-- Begin MATERIAL PROVIDED --
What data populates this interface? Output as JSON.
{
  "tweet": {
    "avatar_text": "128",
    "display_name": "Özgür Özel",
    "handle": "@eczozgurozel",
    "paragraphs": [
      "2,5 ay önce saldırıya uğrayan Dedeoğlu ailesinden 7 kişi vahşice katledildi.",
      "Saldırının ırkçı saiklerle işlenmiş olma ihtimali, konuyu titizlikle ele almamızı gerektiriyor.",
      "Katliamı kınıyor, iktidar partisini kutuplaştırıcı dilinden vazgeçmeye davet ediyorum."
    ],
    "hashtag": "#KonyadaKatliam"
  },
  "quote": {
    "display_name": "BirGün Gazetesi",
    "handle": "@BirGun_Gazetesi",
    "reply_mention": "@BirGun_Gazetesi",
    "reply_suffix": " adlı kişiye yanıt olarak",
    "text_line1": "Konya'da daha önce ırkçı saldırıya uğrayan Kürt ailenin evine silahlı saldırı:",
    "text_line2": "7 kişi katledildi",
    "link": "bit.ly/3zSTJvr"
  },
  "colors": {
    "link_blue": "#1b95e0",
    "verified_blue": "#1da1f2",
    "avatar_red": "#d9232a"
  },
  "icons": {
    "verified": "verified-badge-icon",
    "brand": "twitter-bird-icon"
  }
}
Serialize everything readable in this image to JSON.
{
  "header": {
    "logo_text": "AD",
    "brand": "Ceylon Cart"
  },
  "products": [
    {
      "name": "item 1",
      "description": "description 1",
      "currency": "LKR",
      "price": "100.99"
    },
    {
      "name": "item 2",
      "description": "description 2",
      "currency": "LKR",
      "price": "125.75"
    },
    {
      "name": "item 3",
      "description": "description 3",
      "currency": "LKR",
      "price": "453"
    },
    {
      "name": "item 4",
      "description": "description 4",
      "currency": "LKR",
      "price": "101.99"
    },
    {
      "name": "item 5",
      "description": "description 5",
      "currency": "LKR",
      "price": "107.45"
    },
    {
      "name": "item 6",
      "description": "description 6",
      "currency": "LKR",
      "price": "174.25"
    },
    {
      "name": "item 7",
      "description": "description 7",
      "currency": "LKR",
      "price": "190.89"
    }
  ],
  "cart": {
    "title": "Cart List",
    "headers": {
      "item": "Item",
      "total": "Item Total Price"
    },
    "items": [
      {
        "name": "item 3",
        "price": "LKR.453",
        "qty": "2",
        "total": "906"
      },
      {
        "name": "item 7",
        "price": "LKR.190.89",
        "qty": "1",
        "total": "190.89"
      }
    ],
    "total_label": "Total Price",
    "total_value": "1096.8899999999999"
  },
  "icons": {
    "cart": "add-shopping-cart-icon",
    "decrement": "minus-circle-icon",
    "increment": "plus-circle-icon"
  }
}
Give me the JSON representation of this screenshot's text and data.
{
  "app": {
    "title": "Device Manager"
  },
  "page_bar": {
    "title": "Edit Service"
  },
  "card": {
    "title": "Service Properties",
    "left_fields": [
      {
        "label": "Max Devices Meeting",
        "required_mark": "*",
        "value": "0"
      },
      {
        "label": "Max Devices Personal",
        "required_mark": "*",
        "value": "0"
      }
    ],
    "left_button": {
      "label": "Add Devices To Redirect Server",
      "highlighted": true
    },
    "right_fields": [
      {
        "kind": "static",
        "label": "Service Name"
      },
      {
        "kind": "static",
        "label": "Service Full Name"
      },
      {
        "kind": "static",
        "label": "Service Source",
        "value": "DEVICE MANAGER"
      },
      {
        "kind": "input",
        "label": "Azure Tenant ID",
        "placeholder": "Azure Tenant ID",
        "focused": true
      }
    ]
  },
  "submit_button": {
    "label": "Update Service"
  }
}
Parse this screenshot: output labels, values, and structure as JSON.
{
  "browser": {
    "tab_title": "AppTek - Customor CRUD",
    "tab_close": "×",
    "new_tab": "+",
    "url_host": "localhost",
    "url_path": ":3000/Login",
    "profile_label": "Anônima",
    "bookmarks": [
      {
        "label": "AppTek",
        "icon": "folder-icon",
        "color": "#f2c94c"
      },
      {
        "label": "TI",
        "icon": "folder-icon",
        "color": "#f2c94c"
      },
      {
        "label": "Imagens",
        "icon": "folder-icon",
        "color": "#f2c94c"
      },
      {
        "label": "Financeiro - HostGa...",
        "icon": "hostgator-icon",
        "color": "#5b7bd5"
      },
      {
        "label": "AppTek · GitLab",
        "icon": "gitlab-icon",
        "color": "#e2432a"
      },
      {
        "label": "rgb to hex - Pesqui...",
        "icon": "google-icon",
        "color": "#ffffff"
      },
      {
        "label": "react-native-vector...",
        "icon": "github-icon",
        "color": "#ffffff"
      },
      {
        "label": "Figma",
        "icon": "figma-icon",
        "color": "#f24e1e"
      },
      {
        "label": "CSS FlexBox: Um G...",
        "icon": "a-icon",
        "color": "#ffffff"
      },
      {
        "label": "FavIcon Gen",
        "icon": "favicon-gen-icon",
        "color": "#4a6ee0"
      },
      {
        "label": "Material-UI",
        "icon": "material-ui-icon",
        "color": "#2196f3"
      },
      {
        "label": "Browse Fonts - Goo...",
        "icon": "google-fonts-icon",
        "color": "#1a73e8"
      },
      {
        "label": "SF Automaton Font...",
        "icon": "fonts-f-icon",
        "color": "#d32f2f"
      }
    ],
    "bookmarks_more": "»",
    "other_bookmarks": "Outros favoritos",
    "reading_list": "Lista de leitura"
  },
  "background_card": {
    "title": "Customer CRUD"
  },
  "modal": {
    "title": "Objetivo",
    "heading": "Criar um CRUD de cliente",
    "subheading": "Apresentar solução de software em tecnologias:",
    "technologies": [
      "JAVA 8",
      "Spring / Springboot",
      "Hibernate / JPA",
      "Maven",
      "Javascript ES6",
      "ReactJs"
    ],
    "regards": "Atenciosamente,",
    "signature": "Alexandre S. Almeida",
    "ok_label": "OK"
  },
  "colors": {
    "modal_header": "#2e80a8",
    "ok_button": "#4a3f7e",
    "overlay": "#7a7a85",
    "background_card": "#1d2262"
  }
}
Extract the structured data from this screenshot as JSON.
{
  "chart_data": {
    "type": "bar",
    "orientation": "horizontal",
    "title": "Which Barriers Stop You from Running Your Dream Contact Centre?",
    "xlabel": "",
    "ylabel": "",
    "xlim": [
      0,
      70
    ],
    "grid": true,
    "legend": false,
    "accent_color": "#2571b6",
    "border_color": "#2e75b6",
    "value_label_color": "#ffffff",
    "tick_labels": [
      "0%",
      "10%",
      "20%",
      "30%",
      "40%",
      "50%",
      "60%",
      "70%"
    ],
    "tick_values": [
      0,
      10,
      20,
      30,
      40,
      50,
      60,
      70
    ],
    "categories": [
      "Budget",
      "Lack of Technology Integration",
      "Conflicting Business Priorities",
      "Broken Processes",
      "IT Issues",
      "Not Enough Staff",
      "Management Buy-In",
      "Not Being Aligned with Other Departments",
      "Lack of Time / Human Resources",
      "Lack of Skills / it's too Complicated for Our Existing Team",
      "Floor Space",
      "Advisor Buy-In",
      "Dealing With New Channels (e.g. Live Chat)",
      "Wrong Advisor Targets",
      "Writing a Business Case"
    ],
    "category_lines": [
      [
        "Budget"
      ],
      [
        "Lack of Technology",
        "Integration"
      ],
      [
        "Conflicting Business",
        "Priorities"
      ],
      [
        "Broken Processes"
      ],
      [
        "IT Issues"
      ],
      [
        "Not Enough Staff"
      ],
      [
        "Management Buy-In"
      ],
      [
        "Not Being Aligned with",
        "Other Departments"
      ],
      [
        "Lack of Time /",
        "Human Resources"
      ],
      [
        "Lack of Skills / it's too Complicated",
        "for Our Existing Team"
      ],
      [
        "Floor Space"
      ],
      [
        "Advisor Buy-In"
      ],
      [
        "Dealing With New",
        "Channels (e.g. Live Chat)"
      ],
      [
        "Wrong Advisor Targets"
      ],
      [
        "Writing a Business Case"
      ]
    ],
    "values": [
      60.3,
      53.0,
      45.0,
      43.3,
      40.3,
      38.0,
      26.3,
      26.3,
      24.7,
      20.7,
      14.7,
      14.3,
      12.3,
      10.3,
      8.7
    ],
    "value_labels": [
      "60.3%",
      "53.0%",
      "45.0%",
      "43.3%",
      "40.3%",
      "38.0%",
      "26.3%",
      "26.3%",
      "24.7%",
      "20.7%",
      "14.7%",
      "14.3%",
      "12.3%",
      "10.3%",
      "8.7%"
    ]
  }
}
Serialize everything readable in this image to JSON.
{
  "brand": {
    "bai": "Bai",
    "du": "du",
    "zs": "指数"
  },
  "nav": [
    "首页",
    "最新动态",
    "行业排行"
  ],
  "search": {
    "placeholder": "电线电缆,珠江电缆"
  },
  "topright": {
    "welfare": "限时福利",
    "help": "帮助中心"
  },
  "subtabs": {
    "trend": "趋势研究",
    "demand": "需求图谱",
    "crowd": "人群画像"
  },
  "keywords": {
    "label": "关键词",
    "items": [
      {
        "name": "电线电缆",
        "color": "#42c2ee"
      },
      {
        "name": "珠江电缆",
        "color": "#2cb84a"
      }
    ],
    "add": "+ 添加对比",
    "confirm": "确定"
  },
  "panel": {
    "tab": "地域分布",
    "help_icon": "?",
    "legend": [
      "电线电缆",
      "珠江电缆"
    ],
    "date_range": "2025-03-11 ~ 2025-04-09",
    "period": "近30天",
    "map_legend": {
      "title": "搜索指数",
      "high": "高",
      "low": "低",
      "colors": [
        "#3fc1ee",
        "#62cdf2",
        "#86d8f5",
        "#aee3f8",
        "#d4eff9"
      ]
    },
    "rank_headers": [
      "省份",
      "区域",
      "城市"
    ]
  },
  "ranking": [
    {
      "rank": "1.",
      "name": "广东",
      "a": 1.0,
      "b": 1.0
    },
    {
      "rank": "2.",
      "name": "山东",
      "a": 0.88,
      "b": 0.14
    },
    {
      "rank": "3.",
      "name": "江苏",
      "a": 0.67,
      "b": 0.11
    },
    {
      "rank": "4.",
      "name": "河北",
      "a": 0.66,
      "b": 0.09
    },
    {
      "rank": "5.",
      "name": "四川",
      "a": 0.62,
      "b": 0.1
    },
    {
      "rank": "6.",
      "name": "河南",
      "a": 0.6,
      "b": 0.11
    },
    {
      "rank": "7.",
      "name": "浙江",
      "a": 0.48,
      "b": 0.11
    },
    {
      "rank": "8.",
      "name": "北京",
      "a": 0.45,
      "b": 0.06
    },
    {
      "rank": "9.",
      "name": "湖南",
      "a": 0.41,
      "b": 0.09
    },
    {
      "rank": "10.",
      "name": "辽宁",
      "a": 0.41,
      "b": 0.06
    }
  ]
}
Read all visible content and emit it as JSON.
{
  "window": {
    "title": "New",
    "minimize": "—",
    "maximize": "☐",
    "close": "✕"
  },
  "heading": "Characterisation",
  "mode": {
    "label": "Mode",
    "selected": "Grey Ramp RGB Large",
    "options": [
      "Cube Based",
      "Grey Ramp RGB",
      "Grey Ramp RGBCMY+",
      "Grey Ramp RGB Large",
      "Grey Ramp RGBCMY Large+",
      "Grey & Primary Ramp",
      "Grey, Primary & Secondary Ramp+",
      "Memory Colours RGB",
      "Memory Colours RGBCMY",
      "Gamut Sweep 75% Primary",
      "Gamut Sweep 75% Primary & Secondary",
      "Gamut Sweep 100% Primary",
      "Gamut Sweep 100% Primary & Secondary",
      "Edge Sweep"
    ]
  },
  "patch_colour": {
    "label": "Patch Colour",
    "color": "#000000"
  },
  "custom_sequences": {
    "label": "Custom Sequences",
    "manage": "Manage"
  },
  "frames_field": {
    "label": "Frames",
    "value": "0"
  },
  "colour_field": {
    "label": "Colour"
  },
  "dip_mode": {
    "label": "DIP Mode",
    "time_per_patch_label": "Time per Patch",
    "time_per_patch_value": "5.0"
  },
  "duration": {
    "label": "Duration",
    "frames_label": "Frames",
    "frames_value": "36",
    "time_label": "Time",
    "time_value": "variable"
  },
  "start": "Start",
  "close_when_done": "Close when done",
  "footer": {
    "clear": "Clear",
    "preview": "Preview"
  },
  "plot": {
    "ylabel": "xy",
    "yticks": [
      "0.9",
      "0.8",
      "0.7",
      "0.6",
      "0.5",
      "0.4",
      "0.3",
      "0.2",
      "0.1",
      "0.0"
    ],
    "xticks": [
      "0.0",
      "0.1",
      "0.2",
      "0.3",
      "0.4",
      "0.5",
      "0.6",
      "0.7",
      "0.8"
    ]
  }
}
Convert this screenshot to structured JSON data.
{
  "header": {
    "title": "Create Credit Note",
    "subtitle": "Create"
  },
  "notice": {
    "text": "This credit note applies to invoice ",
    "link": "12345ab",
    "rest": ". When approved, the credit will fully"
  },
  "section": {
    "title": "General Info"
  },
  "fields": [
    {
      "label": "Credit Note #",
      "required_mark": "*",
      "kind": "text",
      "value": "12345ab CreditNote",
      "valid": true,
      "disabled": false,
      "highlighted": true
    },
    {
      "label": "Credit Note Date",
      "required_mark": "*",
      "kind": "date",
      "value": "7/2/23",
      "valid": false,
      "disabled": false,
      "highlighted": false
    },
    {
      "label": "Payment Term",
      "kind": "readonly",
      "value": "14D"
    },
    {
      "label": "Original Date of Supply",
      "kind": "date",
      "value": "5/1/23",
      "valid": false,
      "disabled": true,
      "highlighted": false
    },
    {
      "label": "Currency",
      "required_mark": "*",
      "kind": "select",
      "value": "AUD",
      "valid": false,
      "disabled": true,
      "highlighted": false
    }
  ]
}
-- End MATERIAL PROVIDED --
Repeat precisely the lines of the data starting at the one containing "Convert this screenshot", last line included.

RESULT OF THIS EXERCISE:
Convert this screenshot to structured JSON data.
{
  "header": {
    "title": "Create Credit Note",
    "subtitle": "Create"
  },
  "notice": {
    "text": "This credit note applies to invoice ",
    "link": "12345ab",
    "rest": ". When approved, the credit will fully"
  },
  "section": {
    "title": "General Info"
  },
  "fields": [
    {
      "label": "Credit Note #",
      "required_mark": "*",
      "kind": "text",
      "value": "12345ab CreditNote",
      "valid": true,
      "disabled": false,
      "highlighted": true
    },
    {
      "label": "Credit Note Date",
      "required_mark": "*",
      "kind": "date",
      "value": "7/2/23",
      "valid": false,
      "disabled": false,
      "highlighted": false
    },
    {
      "label": "Payment Term",
      "kind": "readonly",
      "value": "14D"
    },
    {
      "label": "Original Date of Supply",
      "kind": "date",
      "value": "5/1/23",
      "valid": false,
      "disabled": true,
      "highlighted": false
    },
    {
      "label": "Currency",
      "required_mark": "*",
      "kind": "select",
      "value": "AUD",
      "valid": false,
      "disabled": true,
      "highlighted": false
    }
  ]
}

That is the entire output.